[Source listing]

========================================

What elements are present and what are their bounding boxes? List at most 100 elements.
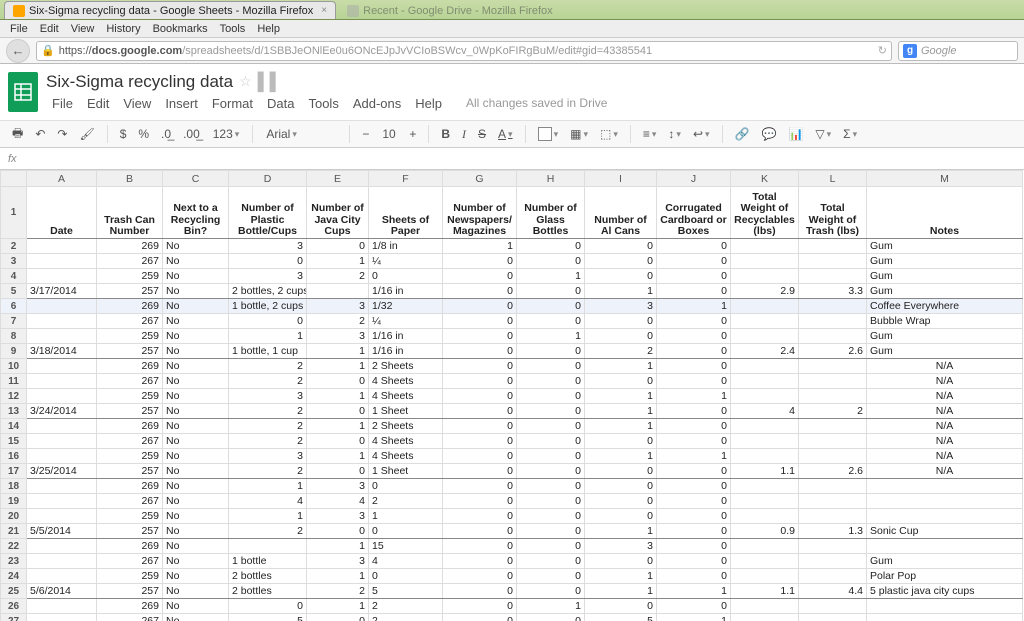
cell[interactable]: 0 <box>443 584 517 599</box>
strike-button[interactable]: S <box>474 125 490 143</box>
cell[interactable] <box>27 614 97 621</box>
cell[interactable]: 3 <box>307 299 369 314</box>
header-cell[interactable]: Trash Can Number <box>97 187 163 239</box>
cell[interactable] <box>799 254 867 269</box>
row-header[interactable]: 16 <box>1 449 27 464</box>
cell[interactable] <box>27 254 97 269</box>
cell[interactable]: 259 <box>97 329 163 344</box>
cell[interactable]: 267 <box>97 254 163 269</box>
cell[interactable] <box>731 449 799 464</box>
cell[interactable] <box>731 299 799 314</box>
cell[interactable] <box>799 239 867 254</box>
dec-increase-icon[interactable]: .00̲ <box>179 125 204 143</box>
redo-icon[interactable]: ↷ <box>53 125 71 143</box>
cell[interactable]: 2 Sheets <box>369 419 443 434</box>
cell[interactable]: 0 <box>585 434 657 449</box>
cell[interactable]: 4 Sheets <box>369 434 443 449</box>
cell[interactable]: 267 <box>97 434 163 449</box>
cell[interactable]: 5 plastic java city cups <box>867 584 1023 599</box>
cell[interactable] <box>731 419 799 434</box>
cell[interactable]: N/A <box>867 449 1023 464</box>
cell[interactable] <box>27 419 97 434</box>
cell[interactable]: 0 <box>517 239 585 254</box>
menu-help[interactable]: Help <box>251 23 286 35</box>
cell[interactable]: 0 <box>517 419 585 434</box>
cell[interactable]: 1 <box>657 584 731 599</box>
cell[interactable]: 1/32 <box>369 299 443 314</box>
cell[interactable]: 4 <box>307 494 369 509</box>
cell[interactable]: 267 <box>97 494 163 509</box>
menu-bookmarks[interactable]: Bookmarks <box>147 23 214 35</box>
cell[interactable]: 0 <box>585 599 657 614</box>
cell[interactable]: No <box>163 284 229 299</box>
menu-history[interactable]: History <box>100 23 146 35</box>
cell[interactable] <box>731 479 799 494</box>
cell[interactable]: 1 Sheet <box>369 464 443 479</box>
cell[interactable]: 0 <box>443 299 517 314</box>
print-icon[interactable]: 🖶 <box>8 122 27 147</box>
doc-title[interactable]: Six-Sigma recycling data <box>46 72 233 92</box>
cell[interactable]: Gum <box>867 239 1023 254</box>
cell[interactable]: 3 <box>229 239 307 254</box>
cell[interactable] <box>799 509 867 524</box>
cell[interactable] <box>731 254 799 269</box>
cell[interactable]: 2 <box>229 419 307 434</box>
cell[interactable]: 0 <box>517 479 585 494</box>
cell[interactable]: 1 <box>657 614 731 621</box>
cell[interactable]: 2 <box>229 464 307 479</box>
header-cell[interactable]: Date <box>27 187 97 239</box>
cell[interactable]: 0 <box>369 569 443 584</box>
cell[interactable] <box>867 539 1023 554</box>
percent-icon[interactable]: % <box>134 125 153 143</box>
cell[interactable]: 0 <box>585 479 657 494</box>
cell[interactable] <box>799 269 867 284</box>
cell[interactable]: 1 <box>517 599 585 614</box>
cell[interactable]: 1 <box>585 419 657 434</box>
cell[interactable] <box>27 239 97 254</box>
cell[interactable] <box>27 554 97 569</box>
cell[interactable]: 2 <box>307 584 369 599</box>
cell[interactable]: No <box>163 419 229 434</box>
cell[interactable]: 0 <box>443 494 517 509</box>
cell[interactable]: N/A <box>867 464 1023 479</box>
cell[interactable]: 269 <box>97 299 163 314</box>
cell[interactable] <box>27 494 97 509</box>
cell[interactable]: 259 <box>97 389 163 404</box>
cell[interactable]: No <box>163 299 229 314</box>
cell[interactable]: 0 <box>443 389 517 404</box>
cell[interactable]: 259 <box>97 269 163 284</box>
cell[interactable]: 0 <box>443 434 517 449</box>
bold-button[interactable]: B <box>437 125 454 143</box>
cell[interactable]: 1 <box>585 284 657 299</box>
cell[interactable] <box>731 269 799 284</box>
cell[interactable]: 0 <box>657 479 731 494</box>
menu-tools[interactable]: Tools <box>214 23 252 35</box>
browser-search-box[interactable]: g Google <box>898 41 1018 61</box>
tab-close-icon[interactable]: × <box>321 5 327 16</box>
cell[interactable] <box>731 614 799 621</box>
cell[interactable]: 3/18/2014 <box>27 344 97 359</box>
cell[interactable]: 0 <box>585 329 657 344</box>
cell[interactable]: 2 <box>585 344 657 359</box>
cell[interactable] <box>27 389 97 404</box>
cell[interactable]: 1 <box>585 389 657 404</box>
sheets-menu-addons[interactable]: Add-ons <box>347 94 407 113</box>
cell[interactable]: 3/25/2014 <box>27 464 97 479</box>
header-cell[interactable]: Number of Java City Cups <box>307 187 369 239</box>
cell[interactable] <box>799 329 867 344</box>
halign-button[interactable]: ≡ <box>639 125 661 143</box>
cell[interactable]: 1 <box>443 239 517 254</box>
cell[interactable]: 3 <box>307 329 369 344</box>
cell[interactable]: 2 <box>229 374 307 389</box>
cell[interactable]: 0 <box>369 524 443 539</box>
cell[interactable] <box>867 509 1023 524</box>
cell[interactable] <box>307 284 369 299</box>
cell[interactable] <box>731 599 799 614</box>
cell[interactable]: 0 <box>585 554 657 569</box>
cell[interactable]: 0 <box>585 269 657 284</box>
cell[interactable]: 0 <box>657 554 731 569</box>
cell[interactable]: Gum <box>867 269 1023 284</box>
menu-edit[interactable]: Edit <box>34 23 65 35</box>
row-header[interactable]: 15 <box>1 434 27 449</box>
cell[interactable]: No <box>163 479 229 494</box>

========================================

▶ **WHAT YOU HAVE TO DO**: Render every line of the listing above as a JSON array of strings, one string per line, skipping blank lines. Leave the picture out of the answer.

▶ **ANSWER TO THE EXERCISE**:
[
  "What elements are present and what are their bounding boxes? List at most 100 elements.",
  "cell[interactable]: 0 <box>443 584 517 599</box>",
  "strike-button[interactable]: S <box>474 125 490 143</box>",
  "cell[interactable] <box>27 614 97 621</box>",
  "cell[interactable]: 3 <box>307 299 369 314</box>",
  "header-cell[interactable]: Trash Can Number <box>97 187 163 239</box>",
  "cell[interactable] <box>799 254 867 269</box>",
  "row-header[interactable]: 16 <box>1 449 27 464</box>",
  "cell[interactable] <box>27 254 97 269</box>",
  "cell[interactable]: 259 <box>97 329 163 344</box>",
  "cell[interactable]: 267 <box>97 254 163 269</box>",
  "cell[interactable] <box>731 449 799 464</box>",
  "cell[interactable] <box>731 299 799 314</box>",
  "cell[interactable] <box>799 239 867 254</box>",
  "dec-increase-icon[interactable]: .00̲ <box>179 125 204 143</box>",
  "redo-icon[interactable]: ↷ <box>53 125 71 143</box>",
  "cell[interactable]: 2 Sheets <box>369 419 443 434</box>",
  "cell[interactable]: 0 <box>585 434 657 449</box>",
  "cell[interactable]: 4 Sheets <box>369 434 443 449</box>",
  "cell[interactable]: 267 <box>97 434 163 449</box>",
  "cell[interactable]: 5 plastic java city cups <box>867 584 1023 599</box>",
  "cell[interactable] <box>731 419 799 434</box>",
  "cell[interactable]: N/A <box>867 449 1023 464</box>",
  "cell[interactable] <box>27 419 97 434</box>",
  "cell[interactable]: 0 <box>517 239 585 254</box>",
  "menu-help[interactable]: Help <box>251 23 286 35</box>",
  "cell[interactable]: 0 <box>517 419 585 434</box>",
  "cell[interactable]: 1 <box>657 584 731 599</box>",
  "cell[interactable]: 1/32 <box>369 299 443 314</box>",
  "cell[interactable]: 4 <box>307 494 369 509</box>",
  "cell[interactable]: 267 <box>97 494 163 509</box>",
  "menu-bookmarks[interactable]: Bookmarks <box>147 23 214 35</box>",
  "cell[interactable]: 0 <box>585 599 657 614</box>",
  "cell[interactable]: No <box>163 284 229 299</box>",
  "menu-history[interactable]: History <box>100 23 146 35</box>",
  "cell[interactable] <box>731 479 799 494</box>",
  "cell[interactable]: 1 Sheet <box>369 464 443 479</box>",
  "cell[interactable]: 0 <box>443 299 517 314</box>",
  "print-icon[interactable]: 🖶 <box>8 122 27 147</box>",
  "doc-title[interactable]: Six-Sigma recycling data <box>46 72 233 92</box>",
  "cell[interactable]: Gum <box>867 239 1023 254</box>",
  "cell[interactable]: 3 <box>229 239 307 254</box>",
  "cell[interactable] <box>799 509 867 524</box>",
  "cell[interactable] <box>731 254 799 269</box>",
  "cell[interactable]: 2 <box>229 419 307 434</box>",
  "cell[interactable]: 0 <box>517 479 585 494</box>",
  "cell[interactable]: 1 <box>657 614 731 621</box>",
  "cell[interactable]: 2 <box>229 464 307 479</box>",
  "header-cell[interactable]: Date <box>27 187 97 239</box>",
  "cell[interactable]: 0 <box>369 569 443 584</box>",
  "cell[interactable] <box>867 539 1023 554</box>",
  "percent-icon[interactable]: % <box>134 125 153 143</box>",
  "cell[interactable]: 0 <box>585 479 657 494</box>",
  "cell[interactable] <box>799 269 867 284</box>",
  "cell[interactable]: 1 <box>517 599 585 614</box>",
  "cell[interactable]: 1 <box>585 419 657 434</box>",
  "cell[interactable] <box>27 239 97 254</box>",
  "cell[interactable] <box>27 554 97 569</box>",
  "cell[interactable]: 2 <box>307 584 369 599</box>",
  "cell[interactable]: No <box>163 419 229 434</box>",
  "cell[interactable]: 0 <box>443 494 517 509</box>",
  "cell[interactable]: N/A <box>867 464 1023 479</box>",
  "cell[interactable]: 269 <box>97 299 163 314</box>",
  "cell[interactable] <box>27 494 97 509</box>",
  "cell[interactable]: 259 <box>97 389 163 404</box>",
  "cell[interactable]: No <box>163 299 229 314</box>",
  "cell[interactable]: 0 <box>443 389 517 404</box>",
  "cell[interactable]: 259 <box>97 269 163 284</box>",
  "cell[interactable]: 0 <box>443 434 517 449</box>",
  "bold-button[interactable]: B <box>437 125 454 143</box>",
  "cell[interactable]: 1 <box>585 284 657 299</box>",
  "cell[interactable] <box>731 269 799 284</box>",
  "cell[interactable]: 0 <box>657 479 731 494</box>",
  "menu-tools[interactable]: Tools <box>214 23 252 35</box>",
  "browser-search-box[interactable]: g Google <box>898 41 1018 61</box>",
  "tab-close-icon[interactable]: × <box>321 5 327 16</box>",
  "cell[interactable] <box>731 614 799 621</box>",
  "cell[interactable]: 3/18/2014 <box>27 344 97 359</box>",
  "cell[interactable]: 0 <box>585 329 657 344</box>",
  "cell[interactable]: 2 <box>585 344 657 359</box>",
  "cell[interactable] <box>27 389 97 404</box>",
  "cell[interactable]: 1 <box>585 389 657 404</box>",
  "sheets-menu-addons[interactable]: Add-ons <box>347 94 407 113</box>",
  "cell[interactable]: 3/25/2014 <box>27 464 97 479</box>",
  "header-cell[interactable]: Number of Java City Cups <box>307 187 369 239</box>",
  "cell[interactable] <box>799 329 867 344</box>",
  "halign-button[interactable]: ≡ <box>639 125 661 143</box>",
  "cell[interactable]: 1 <box>443 239 517 254</box>",
  "cell[interactable]: 3 <box>307 329 369 344</box>",
  "cell[interactable]: 2 <box>229 374 307 389</box>",
  "cell[interactable]: 0 <box>369 524 443 539</box>",
  "cell[interactable] <box>867 509 1023 524</box>",
  "cell[interactable] <box>307 284 369 299</box>",
  "cell[interactable] <box>731 599 799 614</box>",
  "cell[interactable]: 0 <box>585 554 657 569</box>",
  "cell[interactable]: 0 <box>585 269 657 284</box>",
  "cell[interactable]: 0 <box>657 554 731 569</box>",
  "cell[interactable]: Gum <box>867 269 1023 284</box>",
  "menu-edit[interactable]: Edit <box>34 23 65 35</box>",
  "row-header[interactable]: 15 <box>1 434 27 449</box>",
  "cell[interactable]: No <box>163 479 229 494</box>"
]